▶ **THE EXERCISE**
Return each line containing the string "jährigen".

━━━━━ RECORDS TO PROCESS ━━━━━

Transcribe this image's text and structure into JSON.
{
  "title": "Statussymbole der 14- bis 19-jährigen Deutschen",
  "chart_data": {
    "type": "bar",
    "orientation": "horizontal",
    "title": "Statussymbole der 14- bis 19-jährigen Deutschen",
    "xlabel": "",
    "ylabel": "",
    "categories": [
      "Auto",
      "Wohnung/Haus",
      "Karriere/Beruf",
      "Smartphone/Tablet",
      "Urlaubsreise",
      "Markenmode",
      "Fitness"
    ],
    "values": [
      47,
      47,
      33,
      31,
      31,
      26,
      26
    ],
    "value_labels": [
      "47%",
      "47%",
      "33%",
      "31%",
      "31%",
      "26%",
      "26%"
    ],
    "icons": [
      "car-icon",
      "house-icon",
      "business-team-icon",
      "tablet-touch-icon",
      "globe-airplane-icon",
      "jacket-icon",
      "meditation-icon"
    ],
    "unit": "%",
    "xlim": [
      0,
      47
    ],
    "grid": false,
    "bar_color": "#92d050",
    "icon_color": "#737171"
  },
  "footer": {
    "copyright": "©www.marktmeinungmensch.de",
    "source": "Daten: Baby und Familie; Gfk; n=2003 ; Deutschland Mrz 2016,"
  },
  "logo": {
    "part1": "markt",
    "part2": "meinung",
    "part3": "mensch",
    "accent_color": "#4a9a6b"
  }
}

━━━━━

▶ **ANSWER**
  "title": "Statussymbole der 14- bis 19-jährigen Deutschen",
    "title": "Statussymbole der 14- bis 19-jährigen Deutschen",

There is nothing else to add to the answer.